▶ _Problem description_: Give back the records below exactly, every one, with no pictures.

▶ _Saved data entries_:
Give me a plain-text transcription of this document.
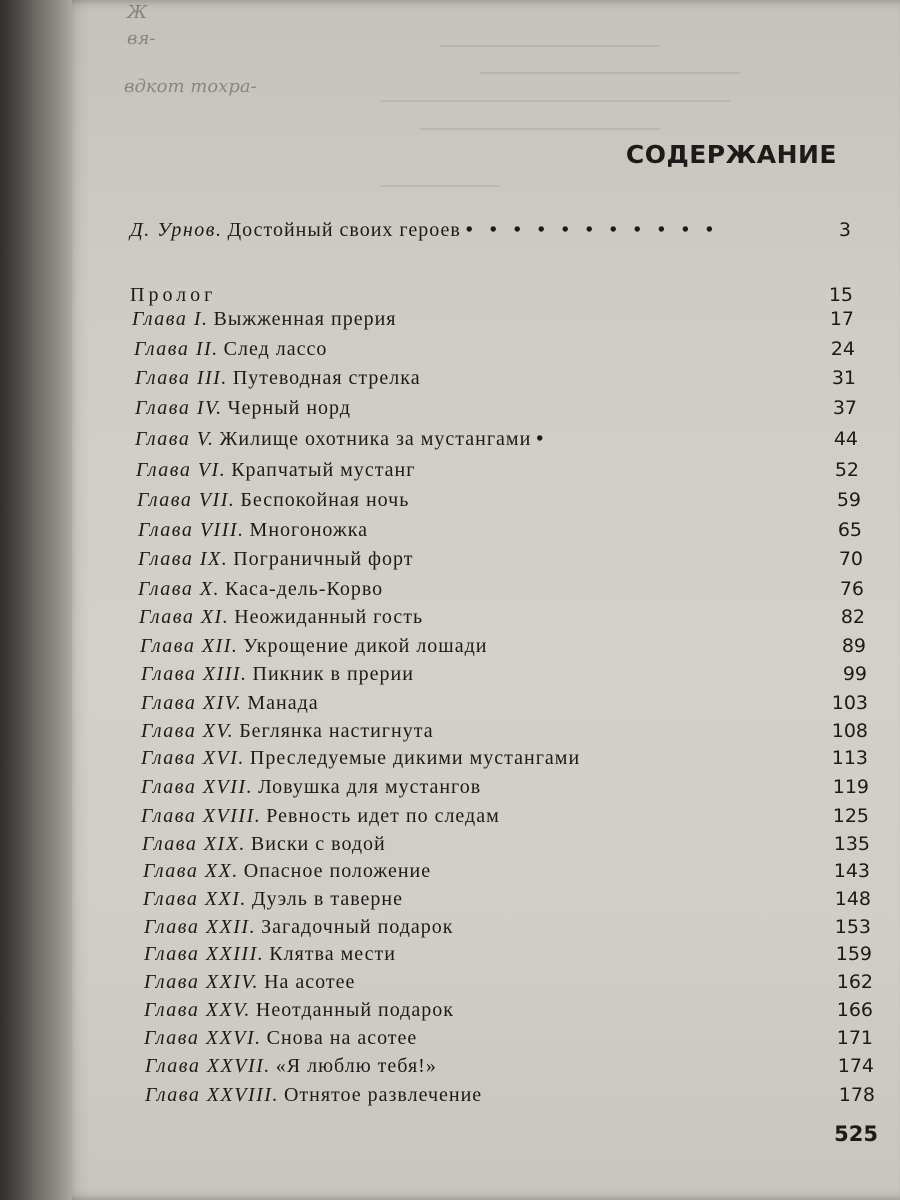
Ж
вя-
вдкот тохра-
СОДЕРЖАНИЕ
Д. Урнов. Достойный своих героев • • • • • • • • • • •	3
Пролог	15
Глава I. Выжженная прерия	17
Глава II. След лассо	24
Глава III. Путеводная стрелка	31
Глава IV. Черный норд	37
Глава V. Жилище охотника за мустангами •	44
Глава VI. Крапчатый мустанг	52
Глава VII. Беспокойная ночь	59
Глава VIII. Многоножка	65
Глава IX. Пограничный форт	70
Глава X. Каса-дель-Корво	76
Глава XI. Неожиданный гость	82
Глава XII. Укрощение дикой лошади	89
Глава XIII. Пикник в прерии	99
Глава XIV. Манада	103
Глава XV. Беглянка настигнута	108
Глава XVI. Преследуемые дикими мустангами	113
Глава XVII. Ловушка для мустангов	119
Глава XVIII. Ревность идет по следам	125
Глава XIX. Виски с водой	135
Глава XX. Опасное положение	143
Глава XXI. Дуэль в таверне	148
Глава XXII. Загадочный подарок	153
Глава XXIII. Клятва мести	159
Глава XXIV. На асотее	162
Глава XXV. Неотданный подарок	166
Глава XXVI. Снова на асотее	171
Глава XXVII. «Я люблю тебя!»	174
Глава XXVIII. Отнятое развлечение	178
525
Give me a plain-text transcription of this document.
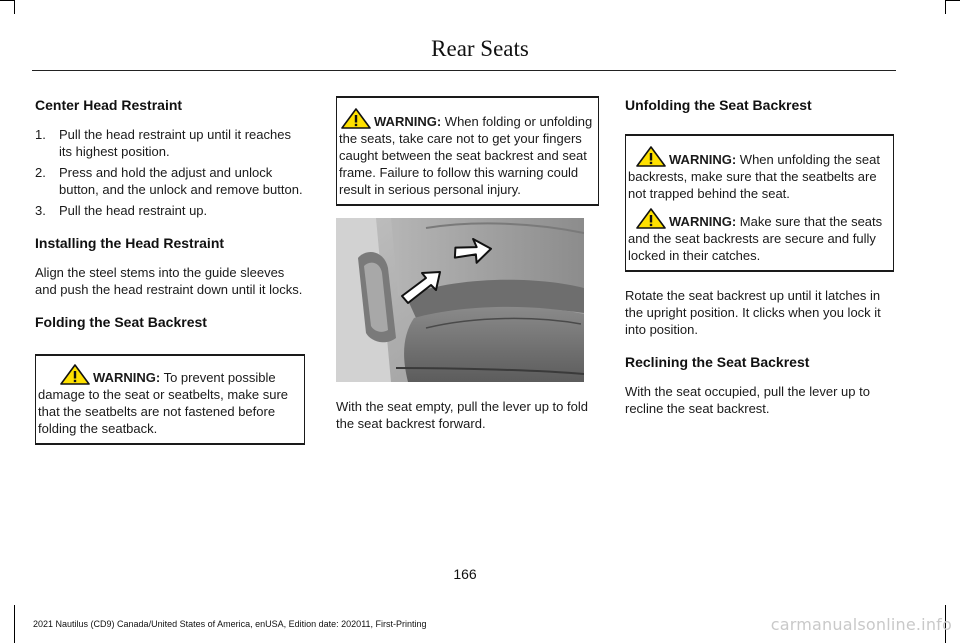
Rear Seats
Center Head Restraint
1.	Pull the head restraint up until it reaches its highest position.
2.	Press and hold the adjust and unlock button, and the unlock and remove button.
3.	Pull the head restraint up.
Installing the Head Restraint

Align the steel stems into the guide sleeves and push the head restraint down until it locks.

Folding the Seat Backrest
WARNING: To prevent possible damage to the seat or seatbelts, make sure that the seatbelts are not fastened before folding the seatback.
WARNING: When folding or unfolding the seats, take care not to get your fingers caught between the seat backrest and seat frame. Failure to follow this warning could result in serious personal injury.

With the seat empty, pull the lever up to fold the seat backrest forward.

Unfolding the Seat Backrest
WARNING: When unfolding the seat backrests, make sure that the seatbelts are not trapped behind the seat.
WARNING: Make sure that the seats and the seat backrests are secure and fully locked in their catches.

Rotate the seat backrest up until it latches in the upright position. It clicks when you lock it into position.

Reclining the Seat Backrest

With the seat occupied, pull the lever up to recline the seat backrest.

166
2021 Nautilus (CD9) Canada/United States of America, enUSA, Edition date: 202011, First-Printing	carmanualsonline.info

▶ _Output of the task_:
Give me a plain-text transcription of this document.
Ж
вя-
вдкот тохра-
СОДЕРЖАНИЕ
Д. Урнов. Достойный своих героев • • • • • • • • • • •	3
Пролог	15
Глава I. Выжженная прерия	17
Глава II. След лассо	24
Глава III. Путеводная стрелка	31
Глава IV. Черный норд	37
Глава V. Жилище охотника за мустангами •	44
Глава VI. Крапчатый мустанг	52
Глава VII. Беспокойная ночь	59
Глава VIII. Многоножка	65
Глава IX. Пограничный форт	70
Глава X. Каса-дель-Корво	76
Глава XI. Неожиданный гость	82
Глава XII. Укрощение дикой лошади	89
Глава XIII. Пикник в прерии	99
Глава XIV. Манада	103
Глава XV. Беглянка настигнута	108
Глава XVI. Преследуемые дикими мустангами	113
Глава XVII. Ловушка для мустангов	119
Глава XVIII. Ревность идет по следам	125
Глава XIX. Виски с водой	135
Глава XX. Опасное положение	143
Глава XXI. Дуэль в таверне	148
Глава XXII. Загадочный подарок	153
Глава XXIII. Клятва мести	159
Глава XXIV. На асотее	162
Глава XXV. Неотданный подарок	166
Глава XXVI. Снова на асотее	171
Глава XXVII. «Я люблю тебя!»	174
Глава XXVIII. Отнятое развлечение	178
525
Give me a plain-text transcription of this document.
Rear Seats
Center Head Restraint
1.	Pull the head restraint up until it reaches its highest position.
2.	Press and hold the adjust and unlock button, and the unlock and remove button.
3.	Pull the head restraint up.
Installing the Head Restraint

Align the steel stems into the guide sleeves and push the head restraint down until it locks.

Folding the Seat Backrest
WARNING: To prevent possible damage to the seat or seatbelts, make sure that the seatbelts are not fastened before folding the seatback.
WARNING: When folding or unfolding the seats, take care not to get your fingers caught between the seat backrest and seat frame. Failure to follow this warning could result in serious personal injury.

With the seat empty, pull the lever up to fold the seat backrest forward.

Unfolding the Seat Backrest
WARNING: When unfolding the seat backrests, make sure that the seatbelts are not trapped behind the seat.
WARNING: Make sure that the seats and the seat backrests are secure and fully locked in their catches.

Rotate the seat backrest up until it latches in the upright position. It clicks when you lock it into position.

Reclining the Seat Backrest

With the seat occupied, pull the lever up to recline the seat backrest.

166
2021 Nautilus (CD9) Canada/United States of America, enUSA, Edition date: 202011, First-Printing	carmanualsonline.info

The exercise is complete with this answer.